## GOAL
Copy out all lines carrying the word "this".

## WORKING DATA

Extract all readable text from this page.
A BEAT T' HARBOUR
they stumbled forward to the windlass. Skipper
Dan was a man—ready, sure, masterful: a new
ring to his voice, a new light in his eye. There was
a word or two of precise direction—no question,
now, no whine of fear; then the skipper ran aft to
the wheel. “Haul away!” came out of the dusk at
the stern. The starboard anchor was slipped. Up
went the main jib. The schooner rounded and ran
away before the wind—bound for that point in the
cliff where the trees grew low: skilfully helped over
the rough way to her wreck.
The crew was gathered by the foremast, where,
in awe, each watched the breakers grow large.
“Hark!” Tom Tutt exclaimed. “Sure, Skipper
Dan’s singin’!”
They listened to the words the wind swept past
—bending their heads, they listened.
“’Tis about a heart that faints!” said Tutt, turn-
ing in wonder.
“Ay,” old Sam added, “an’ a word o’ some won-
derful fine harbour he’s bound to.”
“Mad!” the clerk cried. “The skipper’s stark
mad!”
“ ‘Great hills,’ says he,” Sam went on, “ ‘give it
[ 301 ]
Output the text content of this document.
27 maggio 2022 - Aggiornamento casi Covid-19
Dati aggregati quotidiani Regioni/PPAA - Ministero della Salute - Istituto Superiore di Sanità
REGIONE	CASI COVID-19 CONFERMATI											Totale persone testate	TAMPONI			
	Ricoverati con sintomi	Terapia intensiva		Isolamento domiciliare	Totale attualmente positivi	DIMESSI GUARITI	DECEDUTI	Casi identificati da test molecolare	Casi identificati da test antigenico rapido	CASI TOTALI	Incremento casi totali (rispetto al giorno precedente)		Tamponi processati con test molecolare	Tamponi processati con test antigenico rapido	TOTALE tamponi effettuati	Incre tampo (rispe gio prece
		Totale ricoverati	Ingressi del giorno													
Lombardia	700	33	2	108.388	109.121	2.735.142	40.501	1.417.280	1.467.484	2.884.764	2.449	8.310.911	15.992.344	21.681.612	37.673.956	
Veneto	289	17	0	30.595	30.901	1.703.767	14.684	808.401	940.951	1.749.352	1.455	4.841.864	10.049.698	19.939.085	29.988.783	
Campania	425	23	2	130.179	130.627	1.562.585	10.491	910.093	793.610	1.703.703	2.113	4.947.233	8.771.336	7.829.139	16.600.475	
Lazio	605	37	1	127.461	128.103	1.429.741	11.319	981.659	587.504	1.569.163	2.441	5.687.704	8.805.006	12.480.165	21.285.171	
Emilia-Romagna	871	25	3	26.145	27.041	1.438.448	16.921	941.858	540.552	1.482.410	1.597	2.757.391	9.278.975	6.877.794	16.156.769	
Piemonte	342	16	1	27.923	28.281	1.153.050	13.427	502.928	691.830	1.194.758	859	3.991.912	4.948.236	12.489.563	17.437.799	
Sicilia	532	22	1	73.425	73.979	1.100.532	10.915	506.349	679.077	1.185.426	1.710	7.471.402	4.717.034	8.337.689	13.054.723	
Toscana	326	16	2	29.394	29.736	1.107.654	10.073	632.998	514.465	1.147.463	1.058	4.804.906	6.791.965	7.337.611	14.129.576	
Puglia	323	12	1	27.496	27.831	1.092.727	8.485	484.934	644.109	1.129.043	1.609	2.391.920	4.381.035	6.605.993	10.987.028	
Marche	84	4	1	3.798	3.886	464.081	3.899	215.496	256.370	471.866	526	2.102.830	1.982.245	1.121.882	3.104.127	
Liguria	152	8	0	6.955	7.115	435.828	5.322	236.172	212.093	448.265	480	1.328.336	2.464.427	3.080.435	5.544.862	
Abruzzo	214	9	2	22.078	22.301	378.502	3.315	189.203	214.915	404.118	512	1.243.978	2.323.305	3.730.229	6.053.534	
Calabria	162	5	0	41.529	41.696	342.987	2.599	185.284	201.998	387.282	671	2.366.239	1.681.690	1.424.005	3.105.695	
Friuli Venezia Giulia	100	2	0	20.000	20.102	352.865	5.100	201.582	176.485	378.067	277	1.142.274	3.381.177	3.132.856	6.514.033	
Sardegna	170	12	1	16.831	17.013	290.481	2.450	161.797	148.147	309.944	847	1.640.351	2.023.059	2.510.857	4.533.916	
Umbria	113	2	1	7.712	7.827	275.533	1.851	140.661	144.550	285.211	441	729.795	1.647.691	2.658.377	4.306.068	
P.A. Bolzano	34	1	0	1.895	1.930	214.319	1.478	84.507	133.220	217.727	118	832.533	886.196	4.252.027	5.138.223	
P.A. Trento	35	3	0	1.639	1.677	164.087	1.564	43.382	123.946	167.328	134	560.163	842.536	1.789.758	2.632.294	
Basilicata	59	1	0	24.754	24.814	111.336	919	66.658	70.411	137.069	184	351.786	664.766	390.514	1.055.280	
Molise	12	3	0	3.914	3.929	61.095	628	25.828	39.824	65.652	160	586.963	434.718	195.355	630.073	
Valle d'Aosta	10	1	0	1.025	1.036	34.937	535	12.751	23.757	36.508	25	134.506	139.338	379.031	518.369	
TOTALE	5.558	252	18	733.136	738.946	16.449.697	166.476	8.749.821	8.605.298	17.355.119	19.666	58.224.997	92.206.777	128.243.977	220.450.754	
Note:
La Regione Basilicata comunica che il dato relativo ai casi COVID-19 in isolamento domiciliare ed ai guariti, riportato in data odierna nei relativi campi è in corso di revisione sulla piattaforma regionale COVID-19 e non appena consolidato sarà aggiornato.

## ANSWER
Extract all readable text from this page.
Output the text content of this document.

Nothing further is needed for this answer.